PROMPT: Scan the data below. Pull out each line where "estacion" occurs.

Dataset excerpt:
==========

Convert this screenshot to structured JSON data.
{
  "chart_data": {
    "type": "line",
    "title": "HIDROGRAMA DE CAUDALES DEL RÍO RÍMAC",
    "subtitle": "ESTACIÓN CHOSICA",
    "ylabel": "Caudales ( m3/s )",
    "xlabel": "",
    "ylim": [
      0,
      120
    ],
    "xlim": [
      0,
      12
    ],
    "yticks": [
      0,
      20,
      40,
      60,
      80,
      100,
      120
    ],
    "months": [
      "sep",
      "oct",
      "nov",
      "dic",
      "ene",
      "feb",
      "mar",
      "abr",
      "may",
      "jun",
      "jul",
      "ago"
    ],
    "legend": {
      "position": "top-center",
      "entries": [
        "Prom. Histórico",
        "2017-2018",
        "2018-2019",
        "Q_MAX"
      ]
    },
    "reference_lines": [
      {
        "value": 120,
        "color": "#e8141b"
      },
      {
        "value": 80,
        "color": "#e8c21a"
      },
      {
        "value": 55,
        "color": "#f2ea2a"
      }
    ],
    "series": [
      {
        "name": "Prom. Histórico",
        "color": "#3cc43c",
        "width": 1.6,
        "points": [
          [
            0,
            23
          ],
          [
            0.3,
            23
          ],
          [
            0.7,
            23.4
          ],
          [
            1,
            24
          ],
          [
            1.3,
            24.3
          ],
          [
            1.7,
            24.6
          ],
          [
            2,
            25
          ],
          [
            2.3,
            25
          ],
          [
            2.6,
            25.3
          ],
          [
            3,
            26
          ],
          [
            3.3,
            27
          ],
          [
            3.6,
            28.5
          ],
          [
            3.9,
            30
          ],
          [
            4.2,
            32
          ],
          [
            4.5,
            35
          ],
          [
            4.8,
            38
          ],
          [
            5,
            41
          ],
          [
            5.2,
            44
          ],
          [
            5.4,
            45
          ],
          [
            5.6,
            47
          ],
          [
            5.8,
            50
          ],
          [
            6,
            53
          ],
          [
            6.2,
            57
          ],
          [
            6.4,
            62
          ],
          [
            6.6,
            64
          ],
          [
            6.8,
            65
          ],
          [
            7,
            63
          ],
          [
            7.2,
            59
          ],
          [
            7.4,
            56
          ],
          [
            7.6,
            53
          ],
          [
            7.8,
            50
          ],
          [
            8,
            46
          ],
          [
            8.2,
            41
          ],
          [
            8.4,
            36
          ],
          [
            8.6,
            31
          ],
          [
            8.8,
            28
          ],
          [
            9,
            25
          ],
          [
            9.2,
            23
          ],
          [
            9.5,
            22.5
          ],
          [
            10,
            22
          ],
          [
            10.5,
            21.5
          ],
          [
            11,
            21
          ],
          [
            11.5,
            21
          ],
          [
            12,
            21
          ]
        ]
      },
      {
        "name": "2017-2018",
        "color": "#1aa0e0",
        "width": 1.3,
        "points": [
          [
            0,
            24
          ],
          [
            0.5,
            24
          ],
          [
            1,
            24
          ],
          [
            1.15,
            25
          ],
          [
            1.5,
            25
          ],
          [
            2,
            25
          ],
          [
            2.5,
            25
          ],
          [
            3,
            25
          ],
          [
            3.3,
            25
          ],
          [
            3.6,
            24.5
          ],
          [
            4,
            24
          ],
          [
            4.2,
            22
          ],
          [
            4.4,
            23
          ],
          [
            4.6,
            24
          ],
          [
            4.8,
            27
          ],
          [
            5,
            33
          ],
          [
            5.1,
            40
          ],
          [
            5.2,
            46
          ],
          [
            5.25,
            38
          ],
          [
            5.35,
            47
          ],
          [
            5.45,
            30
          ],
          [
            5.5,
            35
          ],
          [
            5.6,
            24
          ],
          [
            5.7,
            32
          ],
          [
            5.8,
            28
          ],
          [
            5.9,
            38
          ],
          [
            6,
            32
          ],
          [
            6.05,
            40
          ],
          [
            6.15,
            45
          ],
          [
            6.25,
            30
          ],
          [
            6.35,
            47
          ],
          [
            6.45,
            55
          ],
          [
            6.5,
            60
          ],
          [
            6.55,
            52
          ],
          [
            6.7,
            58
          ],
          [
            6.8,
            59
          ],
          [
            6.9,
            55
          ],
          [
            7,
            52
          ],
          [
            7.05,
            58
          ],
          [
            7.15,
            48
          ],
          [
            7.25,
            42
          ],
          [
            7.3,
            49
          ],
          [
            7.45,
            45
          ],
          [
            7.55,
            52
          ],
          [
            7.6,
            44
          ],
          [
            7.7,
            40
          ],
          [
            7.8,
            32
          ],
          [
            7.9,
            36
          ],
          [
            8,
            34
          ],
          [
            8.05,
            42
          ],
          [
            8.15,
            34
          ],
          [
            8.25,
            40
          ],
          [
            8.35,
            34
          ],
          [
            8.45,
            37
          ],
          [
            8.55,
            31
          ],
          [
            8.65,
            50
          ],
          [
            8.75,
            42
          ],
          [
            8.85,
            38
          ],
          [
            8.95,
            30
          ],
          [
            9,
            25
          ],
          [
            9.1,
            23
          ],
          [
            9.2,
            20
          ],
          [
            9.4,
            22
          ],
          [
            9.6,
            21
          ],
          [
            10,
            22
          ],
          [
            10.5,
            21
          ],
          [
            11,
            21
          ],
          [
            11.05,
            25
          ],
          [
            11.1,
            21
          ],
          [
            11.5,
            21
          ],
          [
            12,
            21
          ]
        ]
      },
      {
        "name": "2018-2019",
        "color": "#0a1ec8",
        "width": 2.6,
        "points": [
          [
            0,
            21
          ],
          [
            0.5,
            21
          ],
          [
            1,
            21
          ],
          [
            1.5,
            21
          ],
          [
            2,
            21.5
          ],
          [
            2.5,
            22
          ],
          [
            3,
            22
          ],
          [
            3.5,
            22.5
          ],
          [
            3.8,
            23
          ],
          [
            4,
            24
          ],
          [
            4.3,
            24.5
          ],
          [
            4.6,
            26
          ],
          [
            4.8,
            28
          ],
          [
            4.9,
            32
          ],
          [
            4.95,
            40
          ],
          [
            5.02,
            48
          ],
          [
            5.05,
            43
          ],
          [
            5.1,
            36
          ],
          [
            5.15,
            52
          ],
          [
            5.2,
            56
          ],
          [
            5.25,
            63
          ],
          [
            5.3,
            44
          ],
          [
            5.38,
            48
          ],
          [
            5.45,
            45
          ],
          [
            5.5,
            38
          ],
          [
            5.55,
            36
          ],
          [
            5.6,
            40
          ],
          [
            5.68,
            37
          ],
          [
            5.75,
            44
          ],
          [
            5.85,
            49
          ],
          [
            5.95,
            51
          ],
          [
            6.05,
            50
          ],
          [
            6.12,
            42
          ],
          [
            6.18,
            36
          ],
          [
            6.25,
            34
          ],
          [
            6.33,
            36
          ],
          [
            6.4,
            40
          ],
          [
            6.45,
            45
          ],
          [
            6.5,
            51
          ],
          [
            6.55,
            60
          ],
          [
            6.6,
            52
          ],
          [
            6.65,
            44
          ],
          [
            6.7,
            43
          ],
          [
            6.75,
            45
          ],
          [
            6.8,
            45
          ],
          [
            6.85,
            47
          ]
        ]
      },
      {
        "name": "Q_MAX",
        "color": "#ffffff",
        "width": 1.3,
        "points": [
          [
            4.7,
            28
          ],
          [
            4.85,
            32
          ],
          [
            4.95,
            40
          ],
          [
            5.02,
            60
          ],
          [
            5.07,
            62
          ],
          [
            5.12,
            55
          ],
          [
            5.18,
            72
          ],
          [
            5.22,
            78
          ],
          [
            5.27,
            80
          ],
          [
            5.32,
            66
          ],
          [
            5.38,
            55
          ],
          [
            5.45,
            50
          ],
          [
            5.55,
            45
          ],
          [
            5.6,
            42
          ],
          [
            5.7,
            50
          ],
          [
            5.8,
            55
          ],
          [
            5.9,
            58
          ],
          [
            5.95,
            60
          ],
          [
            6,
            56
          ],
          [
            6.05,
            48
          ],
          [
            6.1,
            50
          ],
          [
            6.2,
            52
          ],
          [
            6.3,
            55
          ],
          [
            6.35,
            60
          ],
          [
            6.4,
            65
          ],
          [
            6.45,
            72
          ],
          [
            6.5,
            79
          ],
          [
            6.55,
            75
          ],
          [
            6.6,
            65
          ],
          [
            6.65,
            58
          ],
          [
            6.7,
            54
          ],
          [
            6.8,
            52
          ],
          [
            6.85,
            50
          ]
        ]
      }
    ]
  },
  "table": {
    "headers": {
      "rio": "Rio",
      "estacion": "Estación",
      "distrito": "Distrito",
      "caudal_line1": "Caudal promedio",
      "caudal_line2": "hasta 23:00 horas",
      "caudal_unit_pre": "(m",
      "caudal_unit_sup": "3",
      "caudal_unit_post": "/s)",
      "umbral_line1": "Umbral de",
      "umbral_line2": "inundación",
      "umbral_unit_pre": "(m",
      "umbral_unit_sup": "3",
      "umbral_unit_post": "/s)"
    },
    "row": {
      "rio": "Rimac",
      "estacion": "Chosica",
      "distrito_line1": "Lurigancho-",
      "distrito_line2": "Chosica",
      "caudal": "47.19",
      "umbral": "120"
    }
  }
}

==========

EXERCISE RESULT:
      "estacion": "Estación",
      "estacion": "Chosica",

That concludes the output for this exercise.